DATA SHOWN
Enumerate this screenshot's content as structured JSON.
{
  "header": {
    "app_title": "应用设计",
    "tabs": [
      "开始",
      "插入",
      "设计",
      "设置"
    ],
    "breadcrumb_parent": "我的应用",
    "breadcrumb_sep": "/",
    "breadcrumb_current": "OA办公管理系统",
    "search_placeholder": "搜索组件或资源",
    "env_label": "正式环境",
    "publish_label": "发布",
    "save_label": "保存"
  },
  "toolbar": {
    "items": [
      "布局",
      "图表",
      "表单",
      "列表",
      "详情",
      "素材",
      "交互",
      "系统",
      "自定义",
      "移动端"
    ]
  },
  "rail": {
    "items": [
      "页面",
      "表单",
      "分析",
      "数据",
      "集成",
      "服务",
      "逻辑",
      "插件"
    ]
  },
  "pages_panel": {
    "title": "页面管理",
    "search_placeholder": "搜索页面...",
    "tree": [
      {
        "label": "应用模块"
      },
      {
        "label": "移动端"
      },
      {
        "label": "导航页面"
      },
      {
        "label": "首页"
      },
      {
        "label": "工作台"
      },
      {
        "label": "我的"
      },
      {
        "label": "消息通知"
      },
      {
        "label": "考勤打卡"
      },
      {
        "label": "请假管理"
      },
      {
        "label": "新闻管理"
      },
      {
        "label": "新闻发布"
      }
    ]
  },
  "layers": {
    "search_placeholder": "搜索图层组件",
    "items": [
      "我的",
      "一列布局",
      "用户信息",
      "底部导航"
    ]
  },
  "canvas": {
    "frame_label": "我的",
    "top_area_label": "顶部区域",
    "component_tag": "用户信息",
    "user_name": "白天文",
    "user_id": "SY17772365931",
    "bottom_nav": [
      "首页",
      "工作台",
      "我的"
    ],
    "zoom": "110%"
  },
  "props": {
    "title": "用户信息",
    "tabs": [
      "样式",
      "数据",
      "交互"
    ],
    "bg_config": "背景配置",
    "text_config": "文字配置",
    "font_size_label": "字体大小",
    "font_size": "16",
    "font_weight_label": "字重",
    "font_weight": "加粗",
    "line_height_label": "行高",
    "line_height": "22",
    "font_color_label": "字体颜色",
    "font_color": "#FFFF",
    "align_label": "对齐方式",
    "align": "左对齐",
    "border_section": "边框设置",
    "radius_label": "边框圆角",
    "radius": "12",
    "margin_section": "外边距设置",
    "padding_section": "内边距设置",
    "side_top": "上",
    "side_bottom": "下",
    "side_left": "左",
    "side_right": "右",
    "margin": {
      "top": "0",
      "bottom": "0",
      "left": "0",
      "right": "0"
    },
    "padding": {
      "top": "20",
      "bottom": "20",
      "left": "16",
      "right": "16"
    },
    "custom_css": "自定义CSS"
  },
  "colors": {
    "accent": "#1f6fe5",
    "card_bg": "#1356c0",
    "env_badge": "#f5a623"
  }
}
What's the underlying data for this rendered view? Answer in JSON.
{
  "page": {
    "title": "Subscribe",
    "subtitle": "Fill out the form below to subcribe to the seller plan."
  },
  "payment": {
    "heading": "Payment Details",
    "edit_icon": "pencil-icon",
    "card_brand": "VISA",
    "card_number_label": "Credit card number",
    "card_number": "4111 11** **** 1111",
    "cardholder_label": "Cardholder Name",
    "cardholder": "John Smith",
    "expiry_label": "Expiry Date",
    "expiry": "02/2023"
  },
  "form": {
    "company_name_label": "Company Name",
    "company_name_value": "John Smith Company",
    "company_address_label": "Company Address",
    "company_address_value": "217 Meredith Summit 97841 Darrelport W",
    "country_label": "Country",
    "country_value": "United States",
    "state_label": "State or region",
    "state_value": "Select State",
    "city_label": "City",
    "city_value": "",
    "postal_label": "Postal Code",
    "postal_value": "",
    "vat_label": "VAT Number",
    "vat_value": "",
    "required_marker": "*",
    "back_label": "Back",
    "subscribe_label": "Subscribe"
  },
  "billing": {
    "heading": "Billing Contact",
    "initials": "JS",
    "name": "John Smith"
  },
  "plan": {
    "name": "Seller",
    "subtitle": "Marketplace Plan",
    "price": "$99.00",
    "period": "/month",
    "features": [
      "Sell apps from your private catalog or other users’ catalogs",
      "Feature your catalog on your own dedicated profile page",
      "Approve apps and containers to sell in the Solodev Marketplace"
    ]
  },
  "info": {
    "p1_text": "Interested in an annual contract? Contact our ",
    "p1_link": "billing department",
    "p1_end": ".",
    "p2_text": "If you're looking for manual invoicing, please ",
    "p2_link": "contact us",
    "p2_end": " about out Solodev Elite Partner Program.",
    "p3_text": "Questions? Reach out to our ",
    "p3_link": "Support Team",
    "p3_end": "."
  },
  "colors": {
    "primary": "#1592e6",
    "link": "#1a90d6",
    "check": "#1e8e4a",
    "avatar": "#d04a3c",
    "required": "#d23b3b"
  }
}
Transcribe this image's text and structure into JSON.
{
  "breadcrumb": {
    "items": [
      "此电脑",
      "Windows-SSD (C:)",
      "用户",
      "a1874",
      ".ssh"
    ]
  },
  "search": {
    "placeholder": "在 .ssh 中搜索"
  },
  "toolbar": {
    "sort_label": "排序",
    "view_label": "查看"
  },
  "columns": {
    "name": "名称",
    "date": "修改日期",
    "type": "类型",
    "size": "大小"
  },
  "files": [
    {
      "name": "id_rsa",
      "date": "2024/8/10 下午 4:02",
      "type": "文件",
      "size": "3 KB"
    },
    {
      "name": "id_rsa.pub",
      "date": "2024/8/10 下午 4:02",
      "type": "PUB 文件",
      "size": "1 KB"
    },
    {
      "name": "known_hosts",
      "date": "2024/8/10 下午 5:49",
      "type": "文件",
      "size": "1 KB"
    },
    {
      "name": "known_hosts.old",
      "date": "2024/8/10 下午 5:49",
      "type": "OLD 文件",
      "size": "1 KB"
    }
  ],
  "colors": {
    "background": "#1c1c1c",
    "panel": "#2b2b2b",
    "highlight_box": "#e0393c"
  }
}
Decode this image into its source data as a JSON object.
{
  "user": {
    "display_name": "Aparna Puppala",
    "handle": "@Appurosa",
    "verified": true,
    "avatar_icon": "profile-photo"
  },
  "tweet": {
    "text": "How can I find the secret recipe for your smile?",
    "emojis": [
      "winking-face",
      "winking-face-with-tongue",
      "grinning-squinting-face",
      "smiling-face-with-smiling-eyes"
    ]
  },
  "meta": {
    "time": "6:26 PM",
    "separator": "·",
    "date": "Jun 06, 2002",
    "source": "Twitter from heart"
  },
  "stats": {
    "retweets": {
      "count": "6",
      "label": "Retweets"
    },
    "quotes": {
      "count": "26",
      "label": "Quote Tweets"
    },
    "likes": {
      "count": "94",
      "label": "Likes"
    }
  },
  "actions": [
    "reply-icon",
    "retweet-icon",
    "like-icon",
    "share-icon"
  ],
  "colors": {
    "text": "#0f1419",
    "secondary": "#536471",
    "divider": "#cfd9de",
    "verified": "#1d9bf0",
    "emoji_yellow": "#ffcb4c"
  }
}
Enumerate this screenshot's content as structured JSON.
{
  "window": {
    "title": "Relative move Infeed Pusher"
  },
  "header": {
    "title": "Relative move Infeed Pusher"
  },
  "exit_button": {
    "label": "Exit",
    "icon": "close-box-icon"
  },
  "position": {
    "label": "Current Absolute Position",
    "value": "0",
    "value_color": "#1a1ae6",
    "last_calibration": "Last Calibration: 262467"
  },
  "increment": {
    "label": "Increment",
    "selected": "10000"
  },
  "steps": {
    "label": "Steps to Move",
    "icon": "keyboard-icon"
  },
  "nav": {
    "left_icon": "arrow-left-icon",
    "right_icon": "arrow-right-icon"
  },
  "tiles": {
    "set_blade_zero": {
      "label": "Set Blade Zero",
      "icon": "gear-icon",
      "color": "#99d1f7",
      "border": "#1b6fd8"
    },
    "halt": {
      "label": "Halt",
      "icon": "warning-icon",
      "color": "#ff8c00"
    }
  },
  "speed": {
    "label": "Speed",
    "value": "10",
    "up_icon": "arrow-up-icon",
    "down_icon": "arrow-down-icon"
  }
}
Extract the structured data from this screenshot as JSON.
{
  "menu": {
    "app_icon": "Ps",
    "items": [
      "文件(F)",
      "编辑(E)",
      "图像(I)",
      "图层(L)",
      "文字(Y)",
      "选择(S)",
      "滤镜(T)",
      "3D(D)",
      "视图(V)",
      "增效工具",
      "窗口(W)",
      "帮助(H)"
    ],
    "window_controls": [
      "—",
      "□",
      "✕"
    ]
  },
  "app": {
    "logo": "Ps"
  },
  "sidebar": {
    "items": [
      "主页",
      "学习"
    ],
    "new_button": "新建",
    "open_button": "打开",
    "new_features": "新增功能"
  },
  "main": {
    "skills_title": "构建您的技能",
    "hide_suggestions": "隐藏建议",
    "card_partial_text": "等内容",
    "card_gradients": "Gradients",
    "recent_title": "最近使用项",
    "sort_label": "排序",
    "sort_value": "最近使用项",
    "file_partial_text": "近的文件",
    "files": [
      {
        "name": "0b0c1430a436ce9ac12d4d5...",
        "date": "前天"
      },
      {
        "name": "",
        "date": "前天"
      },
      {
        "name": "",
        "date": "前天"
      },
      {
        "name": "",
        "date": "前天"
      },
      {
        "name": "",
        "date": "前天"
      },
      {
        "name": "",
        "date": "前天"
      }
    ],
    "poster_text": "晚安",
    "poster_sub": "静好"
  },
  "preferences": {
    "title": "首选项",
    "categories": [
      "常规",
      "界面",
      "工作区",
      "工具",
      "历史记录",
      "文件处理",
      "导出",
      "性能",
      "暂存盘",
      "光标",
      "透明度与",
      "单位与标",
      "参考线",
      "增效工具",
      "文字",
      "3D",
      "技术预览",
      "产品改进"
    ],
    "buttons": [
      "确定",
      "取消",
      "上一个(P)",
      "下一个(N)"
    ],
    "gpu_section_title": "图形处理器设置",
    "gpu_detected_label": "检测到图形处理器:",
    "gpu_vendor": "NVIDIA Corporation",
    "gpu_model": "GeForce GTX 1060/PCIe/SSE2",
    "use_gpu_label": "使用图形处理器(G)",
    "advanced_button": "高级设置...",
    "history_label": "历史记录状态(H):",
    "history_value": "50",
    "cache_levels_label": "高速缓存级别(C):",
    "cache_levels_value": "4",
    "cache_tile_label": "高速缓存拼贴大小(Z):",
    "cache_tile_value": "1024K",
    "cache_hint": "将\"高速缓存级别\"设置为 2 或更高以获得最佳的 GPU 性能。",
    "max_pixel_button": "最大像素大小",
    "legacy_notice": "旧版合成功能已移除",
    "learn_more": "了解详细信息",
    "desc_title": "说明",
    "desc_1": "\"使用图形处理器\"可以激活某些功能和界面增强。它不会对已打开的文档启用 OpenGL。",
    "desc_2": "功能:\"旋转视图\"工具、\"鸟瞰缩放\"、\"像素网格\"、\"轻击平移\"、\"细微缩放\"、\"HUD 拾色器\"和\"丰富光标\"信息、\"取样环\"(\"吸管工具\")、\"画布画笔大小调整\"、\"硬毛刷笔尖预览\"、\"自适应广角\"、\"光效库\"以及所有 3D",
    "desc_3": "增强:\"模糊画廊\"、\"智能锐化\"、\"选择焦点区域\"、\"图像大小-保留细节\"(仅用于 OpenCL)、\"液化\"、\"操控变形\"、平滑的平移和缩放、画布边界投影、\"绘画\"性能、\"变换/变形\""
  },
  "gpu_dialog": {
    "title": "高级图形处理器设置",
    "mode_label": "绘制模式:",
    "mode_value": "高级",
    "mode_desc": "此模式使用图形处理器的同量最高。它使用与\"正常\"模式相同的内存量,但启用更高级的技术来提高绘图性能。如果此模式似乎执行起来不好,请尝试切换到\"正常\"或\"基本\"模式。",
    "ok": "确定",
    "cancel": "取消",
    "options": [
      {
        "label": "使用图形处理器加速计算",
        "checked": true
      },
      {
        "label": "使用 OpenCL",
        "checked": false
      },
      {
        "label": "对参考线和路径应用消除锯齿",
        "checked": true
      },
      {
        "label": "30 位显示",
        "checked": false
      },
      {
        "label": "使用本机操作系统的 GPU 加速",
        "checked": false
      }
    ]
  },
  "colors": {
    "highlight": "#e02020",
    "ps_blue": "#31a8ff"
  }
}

STATED TASK
Using the records above, find and show each line with the string "OpenCL".

RESPONSE FOR THIS EXERCISE
    "desc_3": "增强:\"模糊画廊\"、\"智能锐化\"、\"选择焦点区域\"、\"图像大小-保留细节\"(仅用于 OpenCL)、\"液化\"、\"操控变形\"、平滑的平移和缩放、画布边界投影、\"绘画\"性能、\"变换/变形\""
        "label": "使用 OpenCL",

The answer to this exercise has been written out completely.